- [What is needed]:
All of the data needs to be repeated exactly.

- [Data excerpts]:
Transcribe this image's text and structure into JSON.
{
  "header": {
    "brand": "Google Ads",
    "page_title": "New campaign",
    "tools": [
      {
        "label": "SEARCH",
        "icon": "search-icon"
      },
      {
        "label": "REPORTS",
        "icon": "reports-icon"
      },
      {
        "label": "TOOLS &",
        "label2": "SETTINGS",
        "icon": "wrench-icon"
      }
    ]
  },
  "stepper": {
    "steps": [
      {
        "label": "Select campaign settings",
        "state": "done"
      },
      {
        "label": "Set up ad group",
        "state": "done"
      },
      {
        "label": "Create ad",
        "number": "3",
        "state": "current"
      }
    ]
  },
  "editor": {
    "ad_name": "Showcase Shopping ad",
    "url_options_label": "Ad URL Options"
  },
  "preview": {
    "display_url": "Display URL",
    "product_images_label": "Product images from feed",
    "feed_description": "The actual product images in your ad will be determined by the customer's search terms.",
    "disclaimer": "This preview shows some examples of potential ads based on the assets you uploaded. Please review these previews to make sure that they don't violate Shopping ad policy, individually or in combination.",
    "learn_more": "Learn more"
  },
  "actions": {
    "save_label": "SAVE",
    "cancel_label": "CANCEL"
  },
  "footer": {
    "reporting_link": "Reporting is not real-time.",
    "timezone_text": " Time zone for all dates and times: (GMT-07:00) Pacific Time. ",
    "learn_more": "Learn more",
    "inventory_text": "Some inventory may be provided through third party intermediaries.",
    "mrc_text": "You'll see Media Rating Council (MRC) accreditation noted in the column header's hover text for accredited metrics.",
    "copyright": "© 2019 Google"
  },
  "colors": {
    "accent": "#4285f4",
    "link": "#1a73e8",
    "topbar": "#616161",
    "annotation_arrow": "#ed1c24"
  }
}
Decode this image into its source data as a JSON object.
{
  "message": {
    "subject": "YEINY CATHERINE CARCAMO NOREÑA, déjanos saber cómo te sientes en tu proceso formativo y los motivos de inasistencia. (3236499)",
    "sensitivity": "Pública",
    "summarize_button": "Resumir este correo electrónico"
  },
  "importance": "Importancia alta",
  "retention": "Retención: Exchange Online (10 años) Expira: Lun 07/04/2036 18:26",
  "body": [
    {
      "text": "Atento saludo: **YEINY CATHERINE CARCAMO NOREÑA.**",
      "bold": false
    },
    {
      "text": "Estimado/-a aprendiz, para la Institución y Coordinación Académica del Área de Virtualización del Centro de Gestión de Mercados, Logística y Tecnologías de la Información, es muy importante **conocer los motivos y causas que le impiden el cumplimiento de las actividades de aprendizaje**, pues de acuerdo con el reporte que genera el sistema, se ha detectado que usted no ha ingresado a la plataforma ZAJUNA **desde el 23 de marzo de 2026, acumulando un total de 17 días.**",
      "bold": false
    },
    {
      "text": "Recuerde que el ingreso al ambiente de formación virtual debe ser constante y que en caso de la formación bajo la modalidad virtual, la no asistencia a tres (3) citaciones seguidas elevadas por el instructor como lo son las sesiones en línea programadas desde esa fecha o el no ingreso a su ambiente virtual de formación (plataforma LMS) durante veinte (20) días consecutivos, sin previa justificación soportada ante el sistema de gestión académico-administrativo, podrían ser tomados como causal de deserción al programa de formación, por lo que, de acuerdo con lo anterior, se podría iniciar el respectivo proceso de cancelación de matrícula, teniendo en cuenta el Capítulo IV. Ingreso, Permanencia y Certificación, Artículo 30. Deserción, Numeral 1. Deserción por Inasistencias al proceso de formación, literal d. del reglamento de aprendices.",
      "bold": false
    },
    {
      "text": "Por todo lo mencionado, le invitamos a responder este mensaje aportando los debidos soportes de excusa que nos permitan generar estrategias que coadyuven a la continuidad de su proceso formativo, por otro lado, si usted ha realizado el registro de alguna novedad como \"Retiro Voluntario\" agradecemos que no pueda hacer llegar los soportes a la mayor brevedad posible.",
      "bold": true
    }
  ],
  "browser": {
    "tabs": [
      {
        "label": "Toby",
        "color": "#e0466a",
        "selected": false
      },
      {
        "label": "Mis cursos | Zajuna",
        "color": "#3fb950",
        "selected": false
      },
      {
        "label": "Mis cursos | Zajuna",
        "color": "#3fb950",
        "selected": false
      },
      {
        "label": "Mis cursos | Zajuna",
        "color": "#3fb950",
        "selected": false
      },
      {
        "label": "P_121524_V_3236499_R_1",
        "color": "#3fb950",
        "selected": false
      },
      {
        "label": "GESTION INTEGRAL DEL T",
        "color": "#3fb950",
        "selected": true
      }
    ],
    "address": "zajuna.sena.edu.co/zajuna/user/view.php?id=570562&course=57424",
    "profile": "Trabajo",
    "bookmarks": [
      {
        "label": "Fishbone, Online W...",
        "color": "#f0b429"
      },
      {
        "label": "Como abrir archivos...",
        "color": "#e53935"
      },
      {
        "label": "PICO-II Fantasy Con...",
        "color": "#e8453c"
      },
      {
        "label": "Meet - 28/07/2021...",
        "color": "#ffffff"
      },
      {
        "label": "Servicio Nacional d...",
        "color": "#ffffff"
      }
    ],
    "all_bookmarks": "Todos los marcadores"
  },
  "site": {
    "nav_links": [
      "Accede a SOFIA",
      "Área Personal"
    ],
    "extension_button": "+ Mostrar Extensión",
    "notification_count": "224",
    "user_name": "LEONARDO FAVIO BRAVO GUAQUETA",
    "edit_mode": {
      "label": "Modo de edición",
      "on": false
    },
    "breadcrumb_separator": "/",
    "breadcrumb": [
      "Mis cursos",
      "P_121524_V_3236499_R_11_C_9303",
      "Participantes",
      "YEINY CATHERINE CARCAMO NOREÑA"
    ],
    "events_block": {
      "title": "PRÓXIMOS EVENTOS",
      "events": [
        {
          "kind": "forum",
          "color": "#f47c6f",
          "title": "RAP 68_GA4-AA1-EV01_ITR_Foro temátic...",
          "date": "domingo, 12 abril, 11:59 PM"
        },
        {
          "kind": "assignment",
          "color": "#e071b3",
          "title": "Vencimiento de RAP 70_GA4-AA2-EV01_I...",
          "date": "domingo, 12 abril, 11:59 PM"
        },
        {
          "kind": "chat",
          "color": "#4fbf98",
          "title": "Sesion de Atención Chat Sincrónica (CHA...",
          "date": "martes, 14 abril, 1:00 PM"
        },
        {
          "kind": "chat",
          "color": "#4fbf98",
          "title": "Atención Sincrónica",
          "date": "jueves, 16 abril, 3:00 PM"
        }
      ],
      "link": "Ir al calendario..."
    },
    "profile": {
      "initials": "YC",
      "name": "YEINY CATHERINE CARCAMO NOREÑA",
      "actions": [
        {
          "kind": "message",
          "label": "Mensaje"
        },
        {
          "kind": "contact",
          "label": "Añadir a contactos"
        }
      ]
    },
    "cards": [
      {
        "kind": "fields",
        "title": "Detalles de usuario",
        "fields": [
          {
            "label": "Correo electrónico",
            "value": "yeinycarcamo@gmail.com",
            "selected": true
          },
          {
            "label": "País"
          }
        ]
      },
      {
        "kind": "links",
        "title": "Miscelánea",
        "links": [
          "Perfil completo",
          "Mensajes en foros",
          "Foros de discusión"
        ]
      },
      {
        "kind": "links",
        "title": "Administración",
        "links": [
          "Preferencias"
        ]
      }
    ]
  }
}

- [Exercise response]:
Transcribe this image's text and structure into JSON.
{
  "header": {
    "brand": "Google Ads",
    "page_title": "New campaign",
    "tools": [
      {
        "label": "SEARCH",
        "icon": "search-icon"
      },
      {
        "label": "REPORTS",
        "icon": "reports-icon"
      },
      {
        "label": "TOOLS &",
        "label2": "SETTINGS",
        "icon": "wrench-icon"
      }
    ]
  },
  "stepper": {
    "steps": [
      {
        "label": "Select campaign settings",
        "state": "done"
      },
      {
        "label": "Set up ad group",
        "state": "done"
      },
      {
        "label": "Create ad",
        "number": "3",
        "state": "current"
      }
    ]
  },
  "editor": {
    "ad_name": "Showcase Shopping ad",
    "url_options_label": "Ad URL Options"
  },
  "preview": {
    "display_url": "Display URL",
    "product_images_label": "Product images from feed",
    "feed_description": "The actual product images in your ad will be determined by the customer's search terms.",
    "disclaimer": "This preview shows some examples of potential ads based on the assets you uploaded. Please review these previews to make sure that they don't violate Shopping ad policy, individually or in combination.",
    "learn_more": "Learn more"
  },
  "actions": {
    "save_label": "SAVE",
    "cancel_label": "CANCEL"
  },
  "footer": {
    "reporting_link": "Reporting is not real-time.",
    "timezone_text": " Time zone for all dates and times: (GMT-07:00) Pacific Time. ",
    "learn_more": "Learn more",
    "inventory_text": "Some inventory may be provided through third party intermediaries.",
    "mrc_text": "You'll see Media Rating Council (MRC) accreditation noted in the column header's hover text for accredited metrics.",
    "copyright": "© 2019 Google"
  },
  "colors": {
    "accent": "#4285f4",
    "link": "#1a73e8",
    "topbar": "#616161",
    "annotation_arrow": "#ed1c24"
  }
}
Decode this image into its source data as a JSON object.
{
  "message": {
    "subject": "YEINY CATHERINE CARCAMO NOREÑA, déjanos saber cómo te sientes en tu proceso formativo y los motivos de inasistencia. (3236499)",
    "sensitivity": "Pública",
    "summarize_button": "Resumir este correo electrónico"
  },
  "importance": "Importancia alta",
  "retention": "Retención: Exchange Online (10 años) Expira: Lun 07/04/2036 18:26",
  "body": [
    {
      "text": "Atento saludo: **YEINY CATHERINE CARCAMO NOREÑA.**",
      "bold": false
    },
    {
      "text": "Estimado/-a aprendiz, para la Institución y Coordinación Académica del Área de Virtualización del Centro de Gestión de Mercados, Logística y Tecnologías de la Información, es muy importante **conocer los motivos y causas que le impiden el cumplimiento de las actividades de aprendizaje**, pues de acuerdo con el reporte que genera el sistema, se ha detectado que usted no ha ingresado a la plataforma ZAJUNA **desde el 23 de marzo de 2026, acumulando un total de 17 días.**",
      "bold": false
    },
    {
      "text": "Recuerde que el ingreso al ambiente de formación virtual debe ser constante y que en caso de la formación bajo la modalidad virtual, la no asistencia a tres (3) citaciones seguidas elevadas por el instructor como lo son las sesiones en línea programadas desde esa fecha o el no ingreso a su ambiente virtual de formación (plataforma LMS) durante veinte (20) días consecutivos, sin previa justificación soportada ante el sistema de gestión académico-administrativo, podrían ser tomados como causal de deserción al programa de formación, por lo que, de acuerdo con lo anterior, se podría iniciar el respectivo proceso de cancelación de matrícula, teniendo en cuenta el Capítulo IV. Ingreso, Permanencia y Certificación, Artículo 30. Deserción, Numeral 1. Deserción por Inasistencias al proceso de formación, literal d. del reglamento de aprendices.",
      "bold": false
    },
    {
      "text": "Por todo lo mencionado, le invitamos a responder este mensaje aportando los debidos soportes de excusa que nos permitan generar estrategias que coadyuven a la continuidad de su proceso formativo, por otro lado, si usted ha realizado el registro de alguna novedad como \"Retiro Voluntario\" agradecemos que no pueda hacer llegar los soportes a la mayor brevedad posible.",
      "bold": true
    }
  ],
  "browser": {
    "tabs": [
      {
        "label": "Toby",
        "color": "#e0466a",
        "selected": false
      },
      {
        "label": "Mis cursos | Zajuna",
        "color": "#3fb950",
        "selected": false
      },
      {
        "label": "Mis cursos | Zajuna",
        "color": "#3fb950",
        "selected": false
      },
      {
        "label": "Mis cursos | Zajuna",
        "color": "#3fb950",
        "selected": false
      },
      {
        "label": "P_121524_V_3236499_R_1",
        "color": "#3fb950",
        "selected": false
      },
      {
        "label": "GESTION INTEGRAL DEL T",
        "color": "#3fb950",
        "selected": true
      }
    ],
    "address": "zajuna.sena.edu.co/zajuna/user/view.php?id=570562&course=57424",
    "profile": "Trabajo",
    "bookmarks": [
      {
        "label": "Fishbone, Online W...",
        "color": "#f0b429"
      },
      {
        "label": "Como abrir archivos...",
        "color": "#e53935"
      },
      {
        "label": "PICO-II Fantasy Con...",
        "color": "#e8453c"
      },
      {
        "label": "Meet - 28/07/2021...",
        "color": "#ffffff"
      },
      {
        "label": "Servicio Nacional d...",
        "color": "#ffffff"
      }
    ],
    "all_bookmarks": "Todos los marcadores"
  },
  "site": {
    "nav_links": [
      "Accede a SOFIA",
      "Área Personal"
    ],
    "extension_button": "+ Mostrar Extensión",
    "notification_count": "224",
    "user_name": "LEONARDO FAVIO BRAVO GUAQUETA",
    "edit_mode": {
      "label": "Modo de edición",
      "on": false
    },
    "breadcrumb_separator": "/",
    "breadcrumb": [
      "Mis cursos",
      "P_121524_V_3236499_R_11_C_9303",
      "Participantes",
      "YEINY CATHERINE CARCAMO NOREÑA"
    ],
    "events_block": {
      "title": "PRÓXIMOS EVENTOS",
      "events": [
        {
          "kind": "forum",
          "color": "#f47c6f",
          "title": "RAP 68_GA4-AA1-EV01_ITR_Foro temátic...",
          "date": "domingo, 12 abril, 11:59 PM"
        },
        {
          "kind": "assignment",
          "color": "#e071b3",
          "title": "Vencimiento de RAP 70_GA4-AA2-EV01_I...",
          "date": "domingo, 12 abril, 11:59 PM"
        },
        {
          "kind": "chat",
          "color": "#4fbf98",
          "title": "Sesion de Atención Chat Sincrónica (CHA...",
          "date": "martes, 14 abril, 1:00 PM"
        },
        {
          "kind": "chat",
          "color": "#4fbf98",
          "title": "Atención Sincrónica",
          "date": "jueves, 16 abril, 3:00 PM"
        }
      ],
      "link": "Ir al calendario..."
    },
    "profile": {
      "initials": "YC",
      "name": "YEINY CATHERINE CARCAMO NOREÑA",
      "actions": [
        {
          "kind": "message",
          "label": "Mensaje"
        },
        {
          "kind": "contact",
          "label": "Añadir a contactos"
        }
      ]
    },
    "cards": [
      {
        "kind": "fields",
        "title": "Detalles de usuario",
        "fields": [
          {
            "label": "Correo electrónico",
            "value": "yeinycarcamo@gmail.com",
            "selected": true
          },
          {
            "label": "País"
          }
        ]
      },
      {
        "kind": "links",
        "title": "Miscelánea",
        "links": [
          "Perfil completo",
          "Mensajes en foros",
          "Foros de discusión"
        ]
      },
      {
        "kind": "links",
        "title": "Administración",
        "links": [
          "Preferencias"
        ]
      }
    ]
  }
}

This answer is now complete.